## START DATASET ROWS

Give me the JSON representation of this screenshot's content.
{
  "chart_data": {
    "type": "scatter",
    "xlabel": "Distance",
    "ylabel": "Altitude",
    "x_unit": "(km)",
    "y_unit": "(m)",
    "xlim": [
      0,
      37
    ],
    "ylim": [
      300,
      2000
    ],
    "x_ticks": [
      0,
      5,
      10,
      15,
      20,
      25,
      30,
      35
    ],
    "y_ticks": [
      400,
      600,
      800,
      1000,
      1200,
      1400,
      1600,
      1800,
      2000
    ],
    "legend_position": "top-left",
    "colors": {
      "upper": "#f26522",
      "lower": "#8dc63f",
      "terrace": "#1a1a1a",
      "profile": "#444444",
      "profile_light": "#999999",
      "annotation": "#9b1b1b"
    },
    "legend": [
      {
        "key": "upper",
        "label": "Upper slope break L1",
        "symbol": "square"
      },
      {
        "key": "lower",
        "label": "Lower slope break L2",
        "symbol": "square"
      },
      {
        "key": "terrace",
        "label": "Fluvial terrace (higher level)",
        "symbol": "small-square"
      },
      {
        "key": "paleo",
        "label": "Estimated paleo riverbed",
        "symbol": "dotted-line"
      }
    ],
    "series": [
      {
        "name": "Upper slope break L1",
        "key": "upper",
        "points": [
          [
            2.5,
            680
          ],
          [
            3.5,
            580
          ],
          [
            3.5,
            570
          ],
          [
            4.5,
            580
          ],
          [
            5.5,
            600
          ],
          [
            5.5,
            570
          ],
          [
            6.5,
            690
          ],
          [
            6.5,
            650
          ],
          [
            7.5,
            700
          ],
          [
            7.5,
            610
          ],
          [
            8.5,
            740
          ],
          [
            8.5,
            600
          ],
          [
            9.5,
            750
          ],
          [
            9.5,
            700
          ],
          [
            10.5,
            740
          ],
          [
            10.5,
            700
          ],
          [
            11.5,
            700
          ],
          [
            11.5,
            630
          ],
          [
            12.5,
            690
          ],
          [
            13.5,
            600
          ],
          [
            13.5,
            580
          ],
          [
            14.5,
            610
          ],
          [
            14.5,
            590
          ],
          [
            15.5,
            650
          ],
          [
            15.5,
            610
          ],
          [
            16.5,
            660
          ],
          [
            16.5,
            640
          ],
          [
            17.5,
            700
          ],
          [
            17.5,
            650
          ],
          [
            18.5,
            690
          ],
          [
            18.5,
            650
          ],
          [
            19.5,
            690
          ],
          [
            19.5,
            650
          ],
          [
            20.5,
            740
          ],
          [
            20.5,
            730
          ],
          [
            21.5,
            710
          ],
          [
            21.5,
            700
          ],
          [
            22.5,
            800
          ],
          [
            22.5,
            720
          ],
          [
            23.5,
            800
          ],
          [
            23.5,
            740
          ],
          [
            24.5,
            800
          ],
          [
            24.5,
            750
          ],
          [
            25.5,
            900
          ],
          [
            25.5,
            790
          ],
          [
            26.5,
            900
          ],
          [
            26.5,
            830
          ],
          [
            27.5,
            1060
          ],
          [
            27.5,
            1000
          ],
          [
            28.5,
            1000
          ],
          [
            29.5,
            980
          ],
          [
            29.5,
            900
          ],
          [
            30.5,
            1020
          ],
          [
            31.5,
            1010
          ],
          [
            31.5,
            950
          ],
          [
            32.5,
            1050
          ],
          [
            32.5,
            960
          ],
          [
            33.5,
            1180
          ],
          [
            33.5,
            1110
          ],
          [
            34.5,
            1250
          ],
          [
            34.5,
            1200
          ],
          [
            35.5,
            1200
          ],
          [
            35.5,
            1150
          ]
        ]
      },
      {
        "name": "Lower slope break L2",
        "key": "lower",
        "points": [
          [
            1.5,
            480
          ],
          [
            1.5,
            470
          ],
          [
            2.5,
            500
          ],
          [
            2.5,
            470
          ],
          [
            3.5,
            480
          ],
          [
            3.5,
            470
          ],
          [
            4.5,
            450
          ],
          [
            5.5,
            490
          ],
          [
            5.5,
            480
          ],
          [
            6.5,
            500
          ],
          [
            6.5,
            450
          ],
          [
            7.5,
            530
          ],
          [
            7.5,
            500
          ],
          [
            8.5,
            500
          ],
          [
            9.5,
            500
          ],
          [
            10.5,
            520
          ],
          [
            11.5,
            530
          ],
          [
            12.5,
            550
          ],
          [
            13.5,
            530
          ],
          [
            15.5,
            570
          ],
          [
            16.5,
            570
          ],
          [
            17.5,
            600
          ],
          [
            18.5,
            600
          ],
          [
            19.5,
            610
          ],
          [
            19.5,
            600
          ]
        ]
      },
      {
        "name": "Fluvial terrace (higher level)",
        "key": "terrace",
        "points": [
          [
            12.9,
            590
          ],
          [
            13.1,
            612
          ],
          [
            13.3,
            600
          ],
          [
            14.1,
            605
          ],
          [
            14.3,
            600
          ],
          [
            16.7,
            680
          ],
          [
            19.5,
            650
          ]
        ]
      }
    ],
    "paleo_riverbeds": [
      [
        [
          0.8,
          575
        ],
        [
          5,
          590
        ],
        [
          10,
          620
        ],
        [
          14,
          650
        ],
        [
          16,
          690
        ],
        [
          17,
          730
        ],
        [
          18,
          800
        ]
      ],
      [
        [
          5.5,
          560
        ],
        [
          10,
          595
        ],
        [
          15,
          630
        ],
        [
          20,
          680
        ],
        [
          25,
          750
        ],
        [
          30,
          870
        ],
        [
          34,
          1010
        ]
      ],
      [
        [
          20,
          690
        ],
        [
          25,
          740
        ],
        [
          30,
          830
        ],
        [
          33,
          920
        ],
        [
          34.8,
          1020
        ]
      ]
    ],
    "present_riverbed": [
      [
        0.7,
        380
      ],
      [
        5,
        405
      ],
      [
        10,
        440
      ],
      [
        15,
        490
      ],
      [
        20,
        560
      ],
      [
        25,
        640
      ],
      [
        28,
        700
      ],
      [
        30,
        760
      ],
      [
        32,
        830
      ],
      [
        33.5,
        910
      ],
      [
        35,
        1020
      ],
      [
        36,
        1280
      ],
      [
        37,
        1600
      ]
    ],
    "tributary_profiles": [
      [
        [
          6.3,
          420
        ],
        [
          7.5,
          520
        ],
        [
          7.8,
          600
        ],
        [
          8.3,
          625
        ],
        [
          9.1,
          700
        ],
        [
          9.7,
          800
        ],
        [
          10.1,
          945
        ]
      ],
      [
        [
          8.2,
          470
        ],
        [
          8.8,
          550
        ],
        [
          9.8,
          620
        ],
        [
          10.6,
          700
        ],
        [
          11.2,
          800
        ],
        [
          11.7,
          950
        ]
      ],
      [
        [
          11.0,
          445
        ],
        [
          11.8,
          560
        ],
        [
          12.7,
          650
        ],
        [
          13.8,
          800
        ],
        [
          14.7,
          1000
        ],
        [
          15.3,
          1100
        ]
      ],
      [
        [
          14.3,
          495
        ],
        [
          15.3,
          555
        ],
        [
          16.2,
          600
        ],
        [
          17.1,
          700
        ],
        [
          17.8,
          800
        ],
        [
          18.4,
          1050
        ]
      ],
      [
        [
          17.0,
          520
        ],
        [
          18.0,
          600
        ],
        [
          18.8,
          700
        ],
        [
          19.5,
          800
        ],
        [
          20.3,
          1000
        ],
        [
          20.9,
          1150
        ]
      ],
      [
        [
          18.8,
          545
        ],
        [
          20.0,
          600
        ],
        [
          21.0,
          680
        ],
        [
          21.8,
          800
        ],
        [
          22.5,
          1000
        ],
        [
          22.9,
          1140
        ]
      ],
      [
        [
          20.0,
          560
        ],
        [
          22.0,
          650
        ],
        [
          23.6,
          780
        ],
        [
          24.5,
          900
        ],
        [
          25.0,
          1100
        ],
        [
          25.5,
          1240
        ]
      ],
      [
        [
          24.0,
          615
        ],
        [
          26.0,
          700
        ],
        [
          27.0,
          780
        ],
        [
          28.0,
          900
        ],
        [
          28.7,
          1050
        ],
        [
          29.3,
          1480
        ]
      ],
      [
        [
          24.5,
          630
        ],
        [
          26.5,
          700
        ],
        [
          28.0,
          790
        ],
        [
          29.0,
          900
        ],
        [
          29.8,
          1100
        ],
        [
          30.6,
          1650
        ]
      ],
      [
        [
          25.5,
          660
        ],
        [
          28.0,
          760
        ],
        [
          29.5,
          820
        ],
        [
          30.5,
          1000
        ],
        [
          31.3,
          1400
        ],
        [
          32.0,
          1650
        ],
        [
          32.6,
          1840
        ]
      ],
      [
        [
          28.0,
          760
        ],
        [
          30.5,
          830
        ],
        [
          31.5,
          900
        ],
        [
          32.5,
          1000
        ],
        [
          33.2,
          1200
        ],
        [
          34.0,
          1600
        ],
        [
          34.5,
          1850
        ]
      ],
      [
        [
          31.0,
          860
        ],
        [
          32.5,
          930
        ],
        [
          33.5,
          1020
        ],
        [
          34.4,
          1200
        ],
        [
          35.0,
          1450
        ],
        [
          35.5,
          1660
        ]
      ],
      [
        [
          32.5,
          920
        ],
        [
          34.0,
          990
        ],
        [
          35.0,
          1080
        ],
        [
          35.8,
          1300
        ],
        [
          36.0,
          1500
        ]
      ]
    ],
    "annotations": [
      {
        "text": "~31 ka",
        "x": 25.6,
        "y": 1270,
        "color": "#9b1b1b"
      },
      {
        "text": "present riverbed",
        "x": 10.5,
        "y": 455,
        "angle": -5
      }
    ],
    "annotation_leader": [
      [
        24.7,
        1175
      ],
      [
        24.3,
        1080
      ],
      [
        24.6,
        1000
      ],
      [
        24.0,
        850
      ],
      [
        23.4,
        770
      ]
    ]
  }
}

## END DATASET ROWS

**WORK TO BE COMPLETED:** Your task is to list each line of the records with the word "higher".

**FULL OUTPUT:**
        "label": "Fluvial terrace (higher level)",
        "name": "Fluvial terrace (higher level)",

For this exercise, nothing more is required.